Le droit à un tribunal impartial est une garantie générale du procès équitable qui induit que les magistrats chargés de statuer sur l’affaire ne doivent souffrir d’aucune pression extérieure, d’aucune influence pouvant pervertir leur jugement. Selon la jurisprudence de la Cour EDH l’impartialité des magistrats peut s’observer de manière subjective - en tenant compte de la conviction intime et du comportement personnel du magistrat - ou de manière objective - en recherchant si le juge offrait des garanties suffisantes pour exclure tout doute légitime à son égard. Une partie de la doctrine distingue, quant à elle, l’impartialité fonctionnelle de l’impartialité personnelle. Dans la première, il est question de l’exercice même des fonctions, indépendamment des convictions personnelles, de l’attitude ; et tout juge placé dans la même situation verrait son impartialité appréciée de la même façon. Dans la seconde, l’impartialité est constatée indépendamment de la fonction exercée, c’est en raison de traits propres au juge que l’impartialité doit être appréciée (ses convictions personnelles, ses relations familiales ou amicales…). L’impartialité requise des magistrats doit être effective tant dans leurs relations avec les parties principales au procès pénal, le ministère public et la personne poursuivie, que dans leurs relations avec la partie civile traditionnelle, partie accessoire. Cependant, concernant cette dernière, les souffrances subies du fait de la commission de l’infraction peuvent conditionner sa relation avec les magistrats. Le droit d’exercer l’action civile devant les juridictions répressives a d’abord été reconnu aux personnes physiques dans le Code d’instruction criminelle de 1808 parce qu’étant les victimes directes et surtout visibles et déterminées de l’infraction. Aux termes de l’article 2, alinéa 1ᵉʳ, du Code de procédure pénale, les personnes physiques qui peuvent se constituer parties civiles sont celles qui ont personnellement et directement souffert du dommage causé par l’infraction. Ce sont donc les victimes directes de l’infraction. À celles-ci, la jurisprudence a ajouté les proches de la victime directe, nommées par la doctrine « victimes par ricochet ». La particularité de cette catégorie de parties civiles est que la recevabilité de son action au procès pénal est intimement liée à la souffrance endurée du fait de la commission de l’infraction. Ces parties civiles portent en elles et avec elles le préjudice qu’elles ont subi.

#### [Données à traiter]

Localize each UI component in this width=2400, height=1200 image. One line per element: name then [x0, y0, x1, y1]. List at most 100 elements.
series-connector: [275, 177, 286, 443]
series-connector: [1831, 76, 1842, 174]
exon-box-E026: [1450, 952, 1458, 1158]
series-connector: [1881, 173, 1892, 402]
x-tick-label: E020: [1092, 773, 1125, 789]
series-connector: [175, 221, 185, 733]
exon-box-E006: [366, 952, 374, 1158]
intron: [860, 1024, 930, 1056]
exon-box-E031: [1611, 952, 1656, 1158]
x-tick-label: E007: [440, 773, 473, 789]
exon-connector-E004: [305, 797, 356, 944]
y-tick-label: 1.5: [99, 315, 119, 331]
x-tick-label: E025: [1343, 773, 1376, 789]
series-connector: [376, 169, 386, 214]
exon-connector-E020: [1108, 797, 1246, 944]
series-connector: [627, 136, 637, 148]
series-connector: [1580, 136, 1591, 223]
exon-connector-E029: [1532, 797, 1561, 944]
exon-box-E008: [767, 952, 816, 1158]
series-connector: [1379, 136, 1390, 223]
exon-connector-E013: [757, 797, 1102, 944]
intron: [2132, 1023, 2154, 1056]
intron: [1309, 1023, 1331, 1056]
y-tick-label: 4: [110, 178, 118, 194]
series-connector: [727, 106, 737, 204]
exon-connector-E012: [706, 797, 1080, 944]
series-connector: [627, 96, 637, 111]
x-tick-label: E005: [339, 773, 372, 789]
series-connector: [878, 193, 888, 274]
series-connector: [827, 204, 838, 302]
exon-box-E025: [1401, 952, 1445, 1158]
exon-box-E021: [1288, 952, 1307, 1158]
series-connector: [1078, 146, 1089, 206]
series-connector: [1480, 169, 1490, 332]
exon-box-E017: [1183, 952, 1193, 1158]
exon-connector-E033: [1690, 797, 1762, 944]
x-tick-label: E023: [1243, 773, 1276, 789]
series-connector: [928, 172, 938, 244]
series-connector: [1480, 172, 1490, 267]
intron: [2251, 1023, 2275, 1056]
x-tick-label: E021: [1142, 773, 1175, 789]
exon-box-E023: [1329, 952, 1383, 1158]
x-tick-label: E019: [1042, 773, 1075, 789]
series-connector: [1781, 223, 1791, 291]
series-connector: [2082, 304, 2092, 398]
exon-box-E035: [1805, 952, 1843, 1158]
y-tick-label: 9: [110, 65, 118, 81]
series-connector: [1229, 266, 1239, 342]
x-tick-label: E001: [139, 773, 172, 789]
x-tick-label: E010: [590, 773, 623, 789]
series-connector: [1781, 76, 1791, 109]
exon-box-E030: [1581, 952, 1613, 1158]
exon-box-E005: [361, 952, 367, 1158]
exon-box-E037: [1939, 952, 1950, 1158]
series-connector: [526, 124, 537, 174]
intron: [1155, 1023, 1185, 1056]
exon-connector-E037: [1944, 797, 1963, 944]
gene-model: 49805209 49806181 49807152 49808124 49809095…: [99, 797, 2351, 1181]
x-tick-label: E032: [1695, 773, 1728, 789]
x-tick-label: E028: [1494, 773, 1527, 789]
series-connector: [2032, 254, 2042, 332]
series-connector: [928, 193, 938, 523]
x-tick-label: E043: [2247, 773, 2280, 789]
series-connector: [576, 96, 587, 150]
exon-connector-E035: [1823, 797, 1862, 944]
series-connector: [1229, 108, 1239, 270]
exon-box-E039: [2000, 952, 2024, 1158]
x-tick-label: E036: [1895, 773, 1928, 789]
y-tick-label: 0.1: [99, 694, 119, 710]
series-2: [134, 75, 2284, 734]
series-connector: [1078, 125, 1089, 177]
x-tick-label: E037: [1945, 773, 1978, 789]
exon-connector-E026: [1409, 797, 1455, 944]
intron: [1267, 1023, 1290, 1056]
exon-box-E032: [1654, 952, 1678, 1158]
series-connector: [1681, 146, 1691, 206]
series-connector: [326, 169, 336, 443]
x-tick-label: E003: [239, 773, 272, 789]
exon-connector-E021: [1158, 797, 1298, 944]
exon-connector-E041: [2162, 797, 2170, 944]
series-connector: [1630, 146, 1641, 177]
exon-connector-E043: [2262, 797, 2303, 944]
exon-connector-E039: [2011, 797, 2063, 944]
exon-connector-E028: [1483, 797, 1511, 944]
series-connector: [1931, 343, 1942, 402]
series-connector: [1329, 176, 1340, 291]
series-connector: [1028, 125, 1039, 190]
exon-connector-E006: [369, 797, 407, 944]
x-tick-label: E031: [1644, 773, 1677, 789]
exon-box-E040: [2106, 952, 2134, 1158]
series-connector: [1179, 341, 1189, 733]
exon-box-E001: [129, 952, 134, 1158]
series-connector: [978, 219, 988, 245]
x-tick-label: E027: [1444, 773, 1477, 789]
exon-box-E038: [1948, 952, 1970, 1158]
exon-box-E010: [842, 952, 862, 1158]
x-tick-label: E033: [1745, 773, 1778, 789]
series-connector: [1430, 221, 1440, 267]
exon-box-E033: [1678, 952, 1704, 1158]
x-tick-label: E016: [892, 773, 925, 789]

#### [Énoncé du problème 1]
D'après l'extrait, quel nom la doctrine donne-t-elle aux proches de la victime directe ?
#### [Énoncé du problème 2]
Recopiez à l'identique la partie du listing qui commence à sa première ligne et se termine par la ligne contenant "x-tick-label: E020: [1092, 773, 1125, 789]", ces deux lignes incluses.
L'extrait et le listing constituent deux matériaux distincts, sans lien entre eux.

#### [Résultat attendu 1]
La doctrine les nomme « victimes par ricochet ».

#### [Résultat attendu 2]
Localize each UI component in this width=2400, height=1200 image. One line per element: name then [x0, y0, x1, y1]. List at most 100 elements.
series-connector: [275, 177, 286, 443]
series-connector: [1831, 76, 1842, 174]
exon-box-E026: [1450, 952, 1458, 1158]
series-connector: [1881, 173, 1892, 402]
x-tick-label: E020: [1092, 773, 1125, 789]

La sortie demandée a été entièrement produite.